> **AIM**:
Look through the material below, count the lines containing the word "image", and state only the count.

Stored data:
[start]

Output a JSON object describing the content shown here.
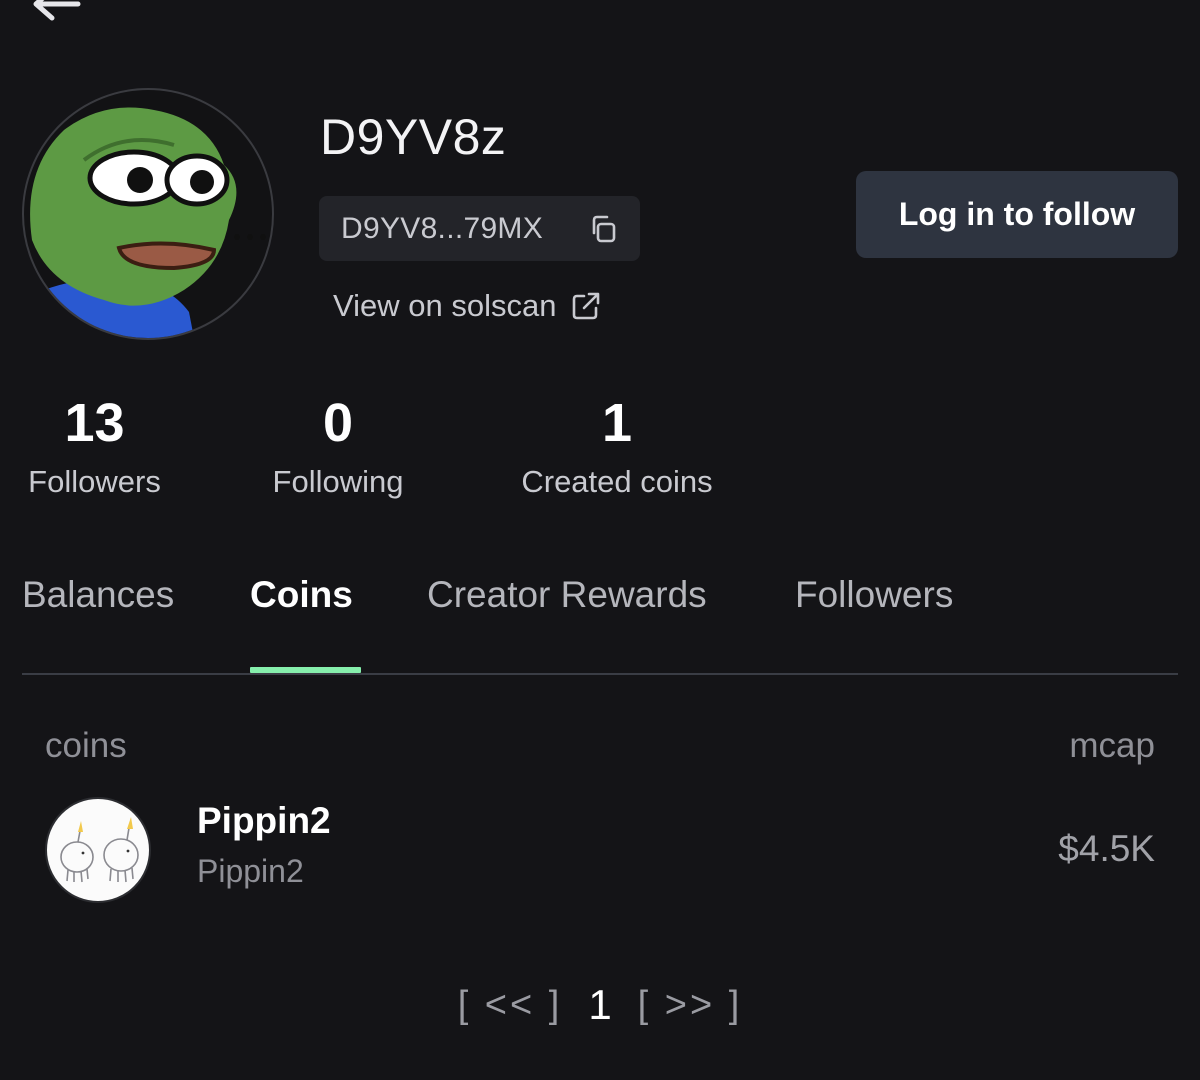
{
  "profile": {
    "username": "D9YV8z",
    "address_short": "D9YV8...79MX",
    "solscan_label": "View on solscan",
    "avatar_icon": "pepe-frog-avatar",
    "copy_icon": "copy-icon",
    "external_icon": "external-link-icon"
  },
  "actions": {
    "follow_label": "Log in to follow"
  },
  "stats": {
    "followers": {
      "value": "13",
      "label": "Followers"
    },
    "following": {
      "value": "0",
      "label": "Following"
    },
    "created": {
      "value": "1",
      "label": "Created coins"
    }
  },
  "tabs": [
    {
      "label": "Balances",
      "active": false
    },
    {
      "label": "Coins",
      "active": true
    },
    {
      "label": "Creator Rewards",
      "active": false
    },
    {
      "label": "Followers",
      "active": false
    }
  ],
  "coins_table": {
    "headers": {
      "coins": "coins",
      "mcap": "mcap"
    },
    "rows": [
      {
        "name": "Pippin2",
        "ticker": "Pippin2",
        "mcap": "$4.5K",
        "icon": "pippin-unicorn-image"
      }
    ]
  },
  "pagination": {
    "prev": "[ << ]",
    "current": "1",
    "next": "[ >> ]"
  },
  "colors": {
    "background": "#141417",
    "accent": "#86efac",
    "button": "#2e3440"
  }
}
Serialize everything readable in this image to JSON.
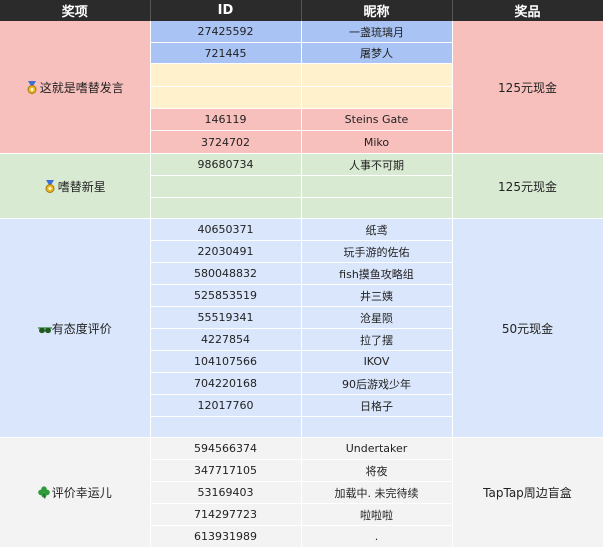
{
  "header": {
    "award": "奖项",
    "id": "ID",
    "nickname": "昵称",
    "prize": "奖品"
  },
  "groups": [
    {
      "award": "这就是嗜替发言",
      "icon": "medal-icon",
      "prize": "125元现金",
      "rows": [
        {
          "id": "27425592",
          "name": "一盏琉璃月"
        },
        {
          "id": "721445",
          "name": "屠梦人"
        },
        {
          "id": "",
          "name": ""
        },
        {
          "id": "",
          "name": ""
        },
        {
          "id": "146119",
          "name": "Steins Gate"
        },
        {
          "id": "3724702",
          "name": "Miko"
        }
      ]
    },
    {
      "award": "嗜替新星",
      "icon": "medal-icon",
      "prize": "125元现金",
      "rows": [
        {
          "id": "98680734",
          "name": "人事不可期"
        },
        {
          "id": "",
          "name": ""
        },
        {
          "id": "",
          "name": ""
        }
      ]
    },
    {
      "award": "有态度评价",
      "icon": "sunglasses-icon",
      "prize": "50元现金",
      "rows": [
        {
          "id": "40650371",
          "name": "纸鸢"
        },
        {
          "id": "22030491",
          "name": "玩手游的佐佑"
        },
        {
          "id": "580048832",
          "name": "fish摸鱼攻略组"
        },
        {
          "id": "525853519",
          "name": "井三姨"
        },
        {
          "id": "55519341",
          "name": "沧星陨"
        },
        {
          "id": "4227854",
          "name": "拉了摆"
        },
        {
          "id": "104107566",
          "name": "IKOV"
        },
        {
          "id": "704220168",
          "name": "90后游戏少年"
        },
        {
          "id": "12017760",
          "name": "日格子"
        },
        {
          "id": "",
          "name": ""
        }
      ]
    },
    {
      "award": "评价幸运儿",
      "icon": "clover-icon",
      "prize": "TapTap周边盲盒",
      "rows": [
        {
          "id": "594566374",
          "name": "Undertaker"
        },
        {
          "id": "347717105",
          "name": "将夜"
        },
        {
          "id": "53169403",
          "name": "加载中. 未完待续"
        },
        {
          "id": "714297723",
          "name": "啦啦啦"
        },
        {
          "id": "613931989",
          "name": "."
        }
      ]
    }
  ]
}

[end]

> **FULL RESPONSE**:
2